> _STATED EXERCISE_
Select every line in the records below that contains the word "heading", and copy each one in full.

#####

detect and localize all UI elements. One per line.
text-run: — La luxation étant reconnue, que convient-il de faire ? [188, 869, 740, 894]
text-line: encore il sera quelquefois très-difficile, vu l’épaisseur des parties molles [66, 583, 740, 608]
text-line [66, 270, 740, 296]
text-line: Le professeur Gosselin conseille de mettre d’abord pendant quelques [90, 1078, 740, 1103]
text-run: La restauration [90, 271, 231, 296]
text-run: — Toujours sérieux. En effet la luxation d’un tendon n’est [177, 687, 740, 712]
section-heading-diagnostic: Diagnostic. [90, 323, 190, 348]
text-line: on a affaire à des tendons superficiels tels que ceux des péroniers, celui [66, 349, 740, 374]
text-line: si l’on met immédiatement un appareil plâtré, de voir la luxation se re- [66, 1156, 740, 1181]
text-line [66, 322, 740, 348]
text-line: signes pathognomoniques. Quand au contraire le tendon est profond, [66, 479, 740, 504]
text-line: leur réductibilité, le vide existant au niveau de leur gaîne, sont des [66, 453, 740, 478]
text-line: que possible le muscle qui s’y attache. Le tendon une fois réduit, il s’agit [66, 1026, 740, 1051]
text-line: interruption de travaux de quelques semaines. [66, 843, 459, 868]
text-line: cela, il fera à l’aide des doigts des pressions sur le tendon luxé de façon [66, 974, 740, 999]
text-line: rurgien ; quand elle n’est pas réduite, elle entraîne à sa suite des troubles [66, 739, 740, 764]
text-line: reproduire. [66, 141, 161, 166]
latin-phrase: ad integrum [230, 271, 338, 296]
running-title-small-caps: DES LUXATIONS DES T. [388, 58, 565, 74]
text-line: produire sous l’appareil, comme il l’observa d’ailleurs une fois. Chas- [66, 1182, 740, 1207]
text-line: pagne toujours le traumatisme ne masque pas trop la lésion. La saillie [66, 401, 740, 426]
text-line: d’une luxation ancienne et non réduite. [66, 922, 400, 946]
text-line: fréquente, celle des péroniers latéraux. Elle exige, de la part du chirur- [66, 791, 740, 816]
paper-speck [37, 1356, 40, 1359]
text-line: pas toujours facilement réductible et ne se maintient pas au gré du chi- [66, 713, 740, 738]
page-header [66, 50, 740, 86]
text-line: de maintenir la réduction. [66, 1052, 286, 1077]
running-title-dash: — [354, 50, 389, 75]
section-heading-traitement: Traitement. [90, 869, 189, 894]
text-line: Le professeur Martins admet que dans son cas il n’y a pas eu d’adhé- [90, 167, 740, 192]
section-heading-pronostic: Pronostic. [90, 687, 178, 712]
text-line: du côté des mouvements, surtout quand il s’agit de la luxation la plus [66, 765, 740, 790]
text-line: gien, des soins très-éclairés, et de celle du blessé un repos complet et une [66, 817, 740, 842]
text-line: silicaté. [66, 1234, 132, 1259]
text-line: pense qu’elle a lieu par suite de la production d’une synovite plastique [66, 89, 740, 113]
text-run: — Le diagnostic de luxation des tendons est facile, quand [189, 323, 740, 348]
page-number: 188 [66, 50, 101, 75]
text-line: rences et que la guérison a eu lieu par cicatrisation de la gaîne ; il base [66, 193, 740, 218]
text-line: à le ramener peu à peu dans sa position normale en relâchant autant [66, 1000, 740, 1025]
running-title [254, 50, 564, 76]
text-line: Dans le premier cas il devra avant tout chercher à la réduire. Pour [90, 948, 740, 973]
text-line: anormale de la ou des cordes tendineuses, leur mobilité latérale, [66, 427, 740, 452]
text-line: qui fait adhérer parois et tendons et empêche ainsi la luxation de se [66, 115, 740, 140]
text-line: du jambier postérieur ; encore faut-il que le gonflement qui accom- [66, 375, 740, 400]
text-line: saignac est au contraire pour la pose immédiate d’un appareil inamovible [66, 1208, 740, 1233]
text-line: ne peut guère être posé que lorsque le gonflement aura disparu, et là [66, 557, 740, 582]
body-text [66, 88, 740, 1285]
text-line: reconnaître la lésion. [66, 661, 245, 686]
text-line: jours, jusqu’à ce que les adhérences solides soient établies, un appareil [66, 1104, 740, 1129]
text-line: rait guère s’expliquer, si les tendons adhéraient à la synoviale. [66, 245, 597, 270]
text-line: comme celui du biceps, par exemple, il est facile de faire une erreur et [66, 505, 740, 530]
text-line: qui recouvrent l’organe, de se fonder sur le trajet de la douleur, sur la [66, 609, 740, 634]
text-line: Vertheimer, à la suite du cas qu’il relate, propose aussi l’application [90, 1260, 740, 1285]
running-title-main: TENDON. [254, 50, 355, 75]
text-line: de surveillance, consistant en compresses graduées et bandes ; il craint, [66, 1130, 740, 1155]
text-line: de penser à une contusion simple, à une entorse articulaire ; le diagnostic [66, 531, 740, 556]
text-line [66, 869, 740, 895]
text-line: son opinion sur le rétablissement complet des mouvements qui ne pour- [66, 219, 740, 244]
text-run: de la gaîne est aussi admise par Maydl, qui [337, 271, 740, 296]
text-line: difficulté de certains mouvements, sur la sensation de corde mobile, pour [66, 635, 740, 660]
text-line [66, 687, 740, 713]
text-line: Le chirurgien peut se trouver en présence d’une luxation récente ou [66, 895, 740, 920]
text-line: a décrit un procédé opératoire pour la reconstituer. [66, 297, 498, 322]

#####

> _WRITTEN RESPONSE_
section-heading-diagnostic: Diagnostic. [90, 323, 190, 348]
section-heading-traitement: Traitement. [90, 869, 189, 894]
section-heading-pronostic: Pronostic. [90, 687, 178, 712]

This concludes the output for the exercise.